> WORK TO BE COMPLETED:
Drop all images and give the records again exactly.

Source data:
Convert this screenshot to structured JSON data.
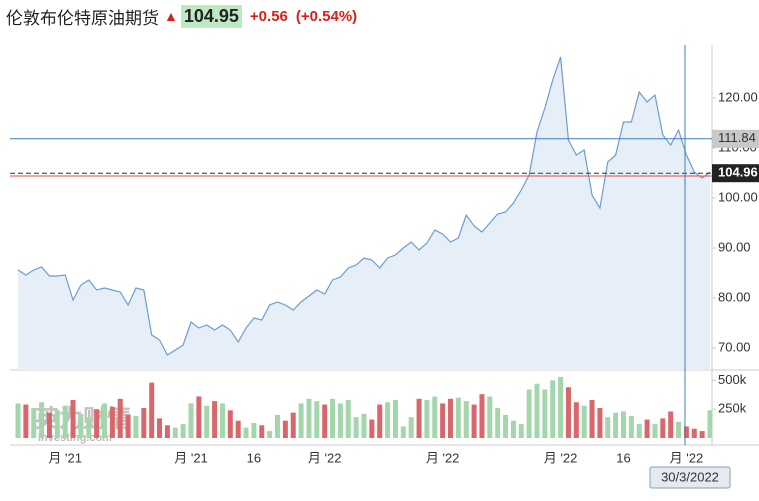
{
  "header": {
    "title": "伦敦布伦特原油期货",
    "price": "104.95",
    "change": "+0.56",
    "change_pct": "(+0.54%)"
  },
  "watermark": {
    "main": "英为财情",
    "sub": "Investing.com"
  },
  "chart_data": {
    "type": "line",
    "categories": [
      null,
      null,
      null,
      null,
      null,
      null,
      "月 '21",
      null,
      null,
      null,
      null,
      null,
      null,
      null,
      null,
      null,
      null,
      null,
      null,
      null,
      null,
      null,
      "月 '21",
      null,
      null,
      null,
      null,
      null,
      null,
      null,
      "16",
      null,
      null,
      null,
      null,
      null,
      null,
      null,
      null,
      "月 '22",
      null,
      null,
      null,
      null,
      null,
      null,
      null,
      null,
      null,
      null,
      null,
      null,
      null,
      null,
      "月 '22",
      null,
      null,
      null,
      null,
      null,
      null,
      null,
      null,
      null,
      null,
      null,
      null,
      null,
      null,
      "月 '22",
      null,
      null,
      null,
      null,
      null,
      null,
      null,
      "16",
      null,
      null,
      null,
      null,
      null,
      null,
      null,
      "月 '22",
      null,
      null,
      null
    ],
    "values": [
      85.6,
      84.6,
      85.6,
      86.2,
      84.4,
      84.4,
      84.6,
      79.6,
      82.6,
      83.6,
      81.6,
      82.0,
      81.6,
      81.2,
      78.6,
      82.0,
      81.6,
      72.6,
      71.6,
      68.6,
      69.6,
      70.6,
      75.2,
      74.0,
      74.6,
      73.6,
      74.6,
      73.6,
      71.2,
      74.0,
      76.0,
      75.6,
      78.6,
      79.2,
      78.6,
      77.6,
      79.2,
      80.4,
      81.6,
      80.8,
      83.6,
      84.2,
      86.0,
      86.6,
      88.0,
      87.6,
      86.0,
      88.0,
      88.6,
      90.0,
      91.2,
      89.6,
      91.0,
      93.6,
      92.8,
      91.2,
      92.0,
      96.6,
      94.4,
      93.2,
      95.0,
      96.8,
      97.2,
      99.0,
      101.6,
      104.6,
      113.2,
      118.0,
      123.6,
      128.2,
      111.6,
      108.6,
      109.6,
      100.6,
      98.0,
      107.2,
      108.6,
      115.2,
      115.2,
      121.2,
      119.2,
      120.6,
      112.6,
      110.6,
      113.6,
      108.6,
      105.2,
      104.0,
      105.2
    ],
    "color": "#6b9dd1",
    "fill": "#e6eef7",
    "ylim": [
      65.6,
      130.6
    ],
    "yticks": [
      {
        "value": 70,
        "label": "70.00"
      },
      {
        "value": 80,
        "label": "80.00"
      },
      {
        "value": 90,
        "label": "90.00"
      },
      {
        "value": 100,
        "label": "100.00"
      },
      {
        "value": 110,
        "label": "110.00"
      },
      {
        "value": 120,
        "label": "120.00"
      }
    ],
    "crosshair": {
      "value": 111.84,
      "date": "30/3/2022"
    },
    "last_value": 104.96,
    "previous_close": 104.39,
    "volume": {
      "values": [
        300000,
        290000,
        260000,
        310000,
        220000,
        240000,
        280000,
        330000,
        210000,
        180000,
        250000,
        300000,
        270000,
        340000,
        200000,
        190000,
        260000,
        480000,
        170000,
        110000,
        90000,
        120000,
        300000,
        360000,
        280000,
        320000,
        300000,
        240000,
        150000,
        90000,
        130000,
        110000,
        60000,
        200000,
        150000,
        220000,
        300000,
        340000,
        320000,
        290000,
        340000,
        300000,
        330000,
        180000,
        210000,
        160000,
        290000,
        310000,
        330000,
        100000,
        180000,
        340000,
        330000,
        360000,
        300000,
        340000,
        350000,
        320000,
        290000,
        380000,
        360000,
        260000,
        200000,
        150000,
        120000,
        420000,
        470000,
        420000,
        500000,
        530000,
        440000,
        310000,
        280000,
        330000,
        260000,
        180000,
        220000,
        230000,
        190000,
        120000,
        160000,
        120000,
        170000,
        230000,
        140000,
        100000,
        80000,
        60000,
        240000
      ],
      "ylim": [
        0,
        607000
      ],
      "yticks": [
        {
          "value": 250000,
          "label": "250k"
        },
        {
          "value": 500000,
          "label": "500k"
        }
      ],
      "up_color": "#a3d6ab",
      "down_color": "#d9666b"
    }
  }
}
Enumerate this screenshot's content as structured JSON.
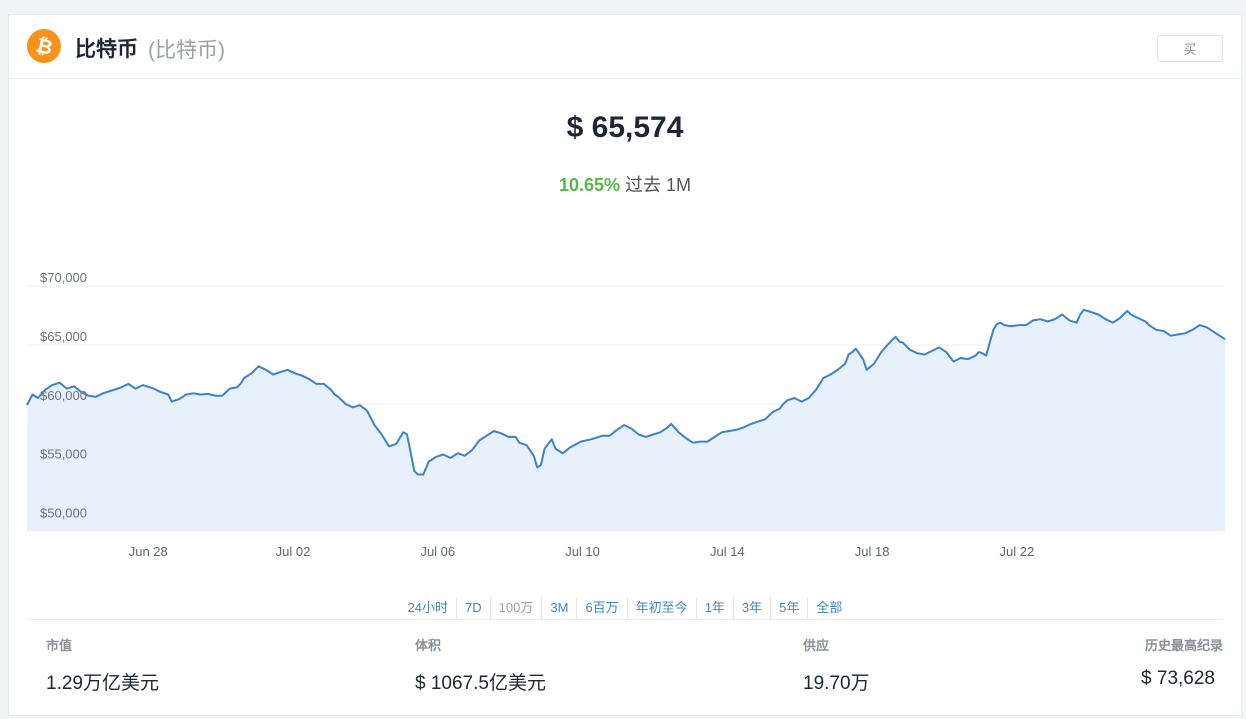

> SOLUTION BELOW:
Convert this screenshot to structured JSON data.
{
  "header": {
    "title": "伦敦布伦特原油期货",
    "price": "104.95",
    "change": "+0.56",
    "change_pct": "(+0.54%)"
  },
  "watermark": {
    "main": "英为财情",
    "sub": "Investing.com"
  },
  "chart_data": {
    "type": "line",
    "categories": [
      null,
      null,
      null,
      null,
      null,
      null,
      "月 '21",
      null,
      null,
      null,
      null,
      null,
      null,
      null,
      null,
      null,
      null,
      null,
      null,
      null,
      null,
      null,
      "月 '21",
      null,
      null,
      null,
      null,
      null,
      null,
      null,
      "16",
      null,
      null,
      null,
      null,
      null,
      null,
      null,
      null,
      "月 '22",
      null,
      null,
      null,
      null,
      null,
      null,
      null,
      null,
      null,
      null,
      null,
      null,
      null,
      null,
      "月 '22",
      null,
      null,
      null,
      null,
      null,
      null,
      null,
      null,
      null,
      null,
      null,
      null,
      null,
      null,
      "月 '22",
      null,
      null,
      null,
      null,
      null,
      null,
      null,
      "16",
      null,
      null,
      null,
      null,
      null,
      null,
      null,
      "月 '22",
      null,
      null,
      null
    ],
    "values": [
      85.6,
      84.6,
      85.6,
      86.2,
      84.4,
      84.4,
      84.6,
      79.6,
      82.6,
      83.6,
      81.6,
      82.0,
      81.6,
      81.2,
      78.6,
      82.0,
      81.6,
      72.6,
      71.6,
      68.6,
      69.6,
      70.6,
      75.2,
      74.0,
      74.6,
      73.6,
      74.6,
      73.6,
      71.2,
      74.0,
      76.0,
      75.6,
      78.6,
      79.2,
      78.6,
      77.6,
      79.2,
      80.4,
      81.6,
      80.8,
      83.6,
      84.2,
      86.0,
      86.6,
      88.0,
      87.6,
      86.0,
      88.0,
      88.6,
      90.0,
      91.2,
      89.6,
      91.0,
      93.6,
      92.8,
      91.2,
      92.0,
      96.6,
      94.4,
      93.2,
      95.0,
      96.8,
      97.2,
      99.0,
      101.6,
      104.6,
      113.2,
      118.0,
      123.6,
      128.2,
      111.6,
      108.6,
      109.6,
      100.6,
      98.0,
      107.2,
      108.6,
      115.2,
      115.2,
      121.2,
      119.2,
      120.6,
      112.6,
      110.6,
      113.6,
      108.6,
      105.2,
      104.0,
      105.2
    ],
    "color": "#6b9dd1",
    "fill": "#e6eef7",
    "ylim": [
      65.6,
      130.6
    ],
    "yticks": [
      {
        "value": 70,
        "label": "70.00"
      },
      {
        "value": 80,
        "label": "80.00"
      },
      {
        "value": 90,
        "label": "90.00"
      },
      {
        "value": 100,
        "label": "100.00"
      },
      {
        "value": 110,
        "label": "110.00"
      },
      {
        "value": 120,
        "label": "120.00"
      }
    ],
    "crosshair": {
      "value": 111.84,
      "date": "30/3/2022"
    },
    "last_value": 104.96,
    "previous_close": 104.39,
    "volume": {
      "values": [
        300000,
        290000,
        260000,
        310000,
        220000,
        240000,
        280000,
        330000,
        210000,
        180000,
        250000,
        300000,
        270000,
        340000,
        200000,
        190000,
        260000,
        480000,
        170000,
        110000,
        90000,
        120000,
        300000,
        360000,
        280000,
        320000,
        300000,
        240000,
        150000,
        90000,
        130000,
        110000,
        60000,
        200000,
        150000,
        220000,
        300000,
        340000,
        320000,
        290000,
        340000,
        300000,
        330000,
        180000,
        210000,
        160000,
        290000,
        310000,
        330000,
        100000,
        180000,
        340000,
        330000,
        360000,
        300000,
        340000,
        350000,
        320000,
        290000,
        380000,
        360000,
        260000,
        200000,
        150000,
        120000,
        420000,
        470000,
        420000,
        500000,
        530000,
        440000,
        310000,
        280000,
        330000,
        260000,
        180000,
        220000,
        230000,
        190000,
        120000,
        160000,
        120000,
        170000,
        230000,
        140000,
        100000,
        80000,
        60000,
        240000
      ],
      "ylim": [
        0,
        607000
      ],
      "yticks": [
        {
          "value": 250000,
          "label": "250k"
        },
        {
          "value": 500000,
          "label": "500k"
        }
      ],
      "up_color": "#a3d6ab",
      "down_color": "#d9666b"
    }
  }
}
Enumerate this screenshot's content as structured JSON.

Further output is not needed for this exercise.